* EXERCISE TASK
Gather up the lines with the word "JSON" in them.

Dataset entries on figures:
:::

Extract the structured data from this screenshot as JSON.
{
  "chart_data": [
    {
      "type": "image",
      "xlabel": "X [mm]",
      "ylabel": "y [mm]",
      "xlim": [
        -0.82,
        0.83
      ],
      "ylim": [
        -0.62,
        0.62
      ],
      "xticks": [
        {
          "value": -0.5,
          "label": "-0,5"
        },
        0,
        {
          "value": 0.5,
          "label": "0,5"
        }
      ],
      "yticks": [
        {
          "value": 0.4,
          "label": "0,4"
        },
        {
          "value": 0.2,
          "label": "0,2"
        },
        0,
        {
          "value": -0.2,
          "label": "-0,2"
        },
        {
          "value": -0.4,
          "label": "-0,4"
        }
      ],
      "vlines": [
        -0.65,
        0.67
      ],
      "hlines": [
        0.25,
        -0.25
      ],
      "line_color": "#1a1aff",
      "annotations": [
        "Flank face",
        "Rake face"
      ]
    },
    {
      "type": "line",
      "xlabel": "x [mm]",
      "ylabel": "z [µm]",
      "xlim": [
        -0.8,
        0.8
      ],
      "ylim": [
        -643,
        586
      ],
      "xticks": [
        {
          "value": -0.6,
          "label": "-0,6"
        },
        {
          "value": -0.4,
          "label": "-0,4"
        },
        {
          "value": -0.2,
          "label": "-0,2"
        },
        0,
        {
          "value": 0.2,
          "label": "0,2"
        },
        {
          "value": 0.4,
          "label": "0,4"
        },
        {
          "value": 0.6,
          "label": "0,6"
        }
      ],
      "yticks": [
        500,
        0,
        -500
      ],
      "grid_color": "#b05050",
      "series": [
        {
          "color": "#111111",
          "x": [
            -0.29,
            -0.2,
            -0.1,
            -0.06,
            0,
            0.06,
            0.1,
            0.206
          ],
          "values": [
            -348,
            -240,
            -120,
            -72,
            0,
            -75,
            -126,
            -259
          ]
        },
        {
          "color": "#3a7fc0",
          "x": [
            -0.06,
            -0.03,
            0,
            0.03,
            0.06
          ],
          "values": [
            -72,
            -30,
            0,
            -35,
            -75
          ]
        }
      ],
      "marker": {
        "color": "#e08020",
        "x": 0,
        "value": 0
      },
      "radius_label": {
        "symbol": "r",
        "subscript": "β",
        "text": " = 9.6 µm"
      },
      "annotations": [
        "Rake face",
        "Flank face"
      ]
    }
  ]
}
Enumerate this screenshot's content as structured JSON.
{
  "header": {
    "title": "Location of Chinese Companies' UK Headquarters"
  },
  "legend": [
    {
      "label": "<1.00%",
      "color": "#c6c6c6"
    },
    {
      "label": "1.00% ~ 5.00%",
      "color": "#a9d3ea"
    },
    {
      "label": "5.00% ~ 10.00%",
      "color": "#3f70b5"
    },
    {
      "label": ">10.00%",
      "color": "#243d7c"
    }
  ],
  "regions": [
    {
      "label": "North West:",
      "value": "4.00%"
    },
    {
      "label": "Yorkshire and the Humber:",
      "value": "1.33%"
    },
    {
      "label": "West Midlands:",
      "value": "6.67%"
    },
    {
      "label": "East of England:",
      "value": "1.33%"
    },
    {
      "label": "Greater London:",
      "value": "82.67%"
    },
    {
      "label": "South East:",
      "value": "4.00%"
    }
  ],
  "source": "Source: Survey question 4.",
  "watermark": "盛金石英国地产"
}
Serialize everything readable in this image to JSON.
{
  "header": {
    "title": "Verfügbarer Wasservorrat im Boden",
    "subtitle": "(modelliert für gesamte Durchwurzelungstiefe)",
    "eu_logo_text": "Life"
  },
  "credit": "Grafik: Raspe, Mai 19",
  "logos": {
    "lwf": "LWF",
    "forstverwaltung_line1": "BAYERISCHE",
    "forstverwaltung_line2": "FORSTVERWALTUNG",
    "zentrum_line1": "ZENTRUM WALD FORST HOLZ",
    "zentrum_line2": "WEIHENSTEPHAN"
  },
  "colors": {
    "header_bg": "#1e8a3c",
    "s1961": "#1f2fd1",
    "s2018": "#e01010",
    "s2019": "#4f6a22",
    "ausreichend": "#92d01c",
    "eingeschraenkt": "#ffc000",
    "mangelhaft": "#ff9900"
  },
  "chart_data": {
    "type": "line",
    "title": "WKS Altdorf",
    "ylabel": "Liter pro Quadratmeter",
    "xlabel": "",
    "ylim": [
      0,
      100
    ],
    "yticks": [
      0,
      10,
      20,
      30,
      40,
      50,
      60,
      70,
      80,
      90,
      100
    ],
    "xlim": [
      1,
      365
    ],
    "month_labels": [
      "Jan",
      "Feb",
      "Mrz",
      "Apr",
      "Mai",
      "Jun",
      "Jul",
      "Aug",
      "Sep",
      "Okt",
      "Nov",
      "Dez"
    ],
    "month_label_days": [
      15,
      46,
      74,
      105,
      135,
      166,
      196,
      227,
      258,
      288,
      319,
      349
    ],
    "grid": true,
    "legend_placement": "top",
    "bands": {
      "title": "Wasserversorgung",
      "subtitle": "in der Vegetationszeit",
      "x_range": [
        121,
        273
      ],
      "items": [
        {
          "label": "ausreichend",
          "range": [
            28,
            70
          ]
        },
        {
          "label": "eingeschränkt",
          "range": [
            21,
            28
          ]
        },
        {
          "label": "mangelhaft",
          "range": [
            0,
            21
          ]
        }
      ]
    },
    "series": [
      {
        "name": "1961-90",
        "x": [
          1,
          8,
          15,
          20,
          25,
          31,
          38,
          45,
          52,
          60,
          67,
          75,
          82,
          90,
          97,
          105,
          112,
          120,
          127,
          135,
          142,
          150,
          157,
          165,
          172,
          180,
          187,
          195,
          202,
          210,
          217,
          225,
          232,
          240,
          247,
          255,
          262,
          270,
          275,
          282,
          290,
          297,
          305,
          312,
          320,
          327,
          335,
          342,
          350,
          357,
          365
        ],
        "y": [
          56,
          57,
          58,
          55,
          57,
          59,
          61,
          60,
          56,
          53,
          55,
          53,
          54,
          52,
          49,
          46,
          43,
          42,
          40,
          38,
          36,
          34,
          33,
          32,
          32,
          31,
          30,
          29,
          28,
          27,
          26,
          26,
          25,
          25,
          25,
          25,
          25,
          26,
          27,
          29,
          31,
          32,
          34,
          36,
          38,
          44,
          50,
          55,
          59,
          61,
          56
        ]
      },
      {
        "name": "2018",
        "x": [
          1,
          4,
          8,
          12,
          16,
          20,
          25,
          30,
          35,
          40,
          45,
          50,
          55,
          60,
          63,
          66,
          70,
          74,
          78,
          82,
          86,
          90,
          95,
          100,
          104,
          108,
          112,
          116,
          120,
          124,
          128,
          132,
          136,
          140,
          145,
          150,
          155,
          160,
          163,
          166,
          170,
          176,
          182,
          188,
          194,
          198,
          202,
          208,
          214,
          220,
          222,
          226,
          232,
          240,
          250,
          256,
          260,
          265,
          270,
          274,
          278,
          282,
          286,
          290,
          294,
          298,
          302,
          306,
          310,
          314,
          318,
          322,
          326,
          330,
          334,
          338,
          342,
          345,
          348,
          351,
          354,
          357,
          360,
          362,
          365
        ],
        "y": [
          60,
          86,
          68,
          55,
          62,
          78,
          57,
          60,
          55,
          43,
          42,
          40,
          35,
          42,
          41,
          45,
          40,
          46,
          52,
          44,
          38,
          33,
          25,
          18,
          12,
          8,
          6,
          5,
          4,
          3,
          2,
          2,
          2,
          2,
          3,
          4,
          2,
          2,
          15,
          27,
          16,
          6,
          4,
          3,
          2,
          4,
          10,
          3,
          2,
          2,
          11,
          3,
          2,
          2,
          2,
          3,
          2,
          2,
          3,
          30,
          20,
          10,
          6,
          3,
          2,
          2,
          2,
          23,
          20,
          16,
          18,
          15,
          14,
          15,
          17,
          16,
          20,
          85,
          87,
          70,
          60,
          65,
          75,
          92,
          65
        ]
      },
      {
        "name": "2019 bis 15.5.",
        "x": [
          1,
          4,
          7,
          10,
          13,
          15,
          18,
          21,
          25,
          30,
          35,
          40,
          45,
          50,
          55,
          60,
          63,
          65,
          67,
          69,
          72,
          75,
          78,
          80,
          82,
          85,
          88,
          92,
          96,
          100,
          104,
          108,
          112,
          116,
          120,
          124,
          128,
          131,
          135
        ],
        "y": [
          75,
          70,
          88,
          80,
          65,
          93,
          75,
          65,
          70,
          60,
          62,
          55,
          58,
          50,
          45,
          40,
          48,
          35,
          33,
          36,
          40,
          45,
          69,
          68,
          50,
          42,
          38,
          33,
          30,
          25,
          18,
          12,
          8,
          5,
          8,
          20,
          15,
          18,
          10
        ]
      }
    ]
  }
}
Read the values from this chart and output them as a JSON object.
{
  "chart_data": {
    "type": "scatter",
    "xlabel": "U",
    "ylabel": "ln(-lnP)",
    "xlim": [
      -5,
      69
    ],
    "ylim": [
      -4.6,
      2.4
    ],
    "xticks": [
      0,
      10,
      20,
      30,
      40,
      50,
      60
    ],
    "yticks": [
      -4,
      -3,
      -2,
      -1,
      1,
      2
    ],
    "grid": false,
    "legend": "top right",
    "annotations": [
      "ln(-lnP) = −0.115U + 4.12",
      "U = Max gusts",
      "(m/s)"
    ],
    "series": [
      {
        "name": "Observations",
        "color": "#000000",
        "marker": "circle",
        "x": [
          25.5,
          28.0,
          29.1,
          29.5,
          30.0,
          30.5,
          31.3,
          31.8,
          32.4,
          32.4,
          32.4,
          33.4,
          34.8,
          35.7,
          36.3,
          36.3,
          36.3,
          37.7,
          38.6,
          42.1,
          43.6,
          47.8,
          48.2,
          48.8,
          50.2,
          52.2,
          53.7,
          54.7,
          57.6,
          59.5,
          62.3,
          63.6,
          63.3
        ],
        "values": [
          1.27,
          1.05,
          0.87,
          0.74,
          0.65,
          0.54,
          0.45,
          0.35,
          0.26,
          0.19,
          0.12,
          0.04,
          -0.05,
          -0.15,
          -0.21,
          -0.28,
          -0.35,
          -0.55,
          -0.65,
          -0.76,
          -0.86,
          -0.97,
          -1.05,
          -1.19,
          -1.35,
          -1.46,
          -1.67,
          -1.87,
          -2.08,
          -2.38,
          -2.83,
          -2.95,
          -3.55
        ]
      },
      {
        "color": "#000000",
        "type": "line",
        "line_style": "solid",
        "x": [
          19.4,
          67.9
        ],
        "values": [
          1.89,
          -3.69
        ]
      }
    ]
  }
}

:::

* ANSWER TO THE TASK
Extract the structured data from this screenshot as JSON.
Enumerate this screenshot's content as structured JSON.
Serialize everything readable in this image to JSON.
Read the values from this chart and output them as a JSON object.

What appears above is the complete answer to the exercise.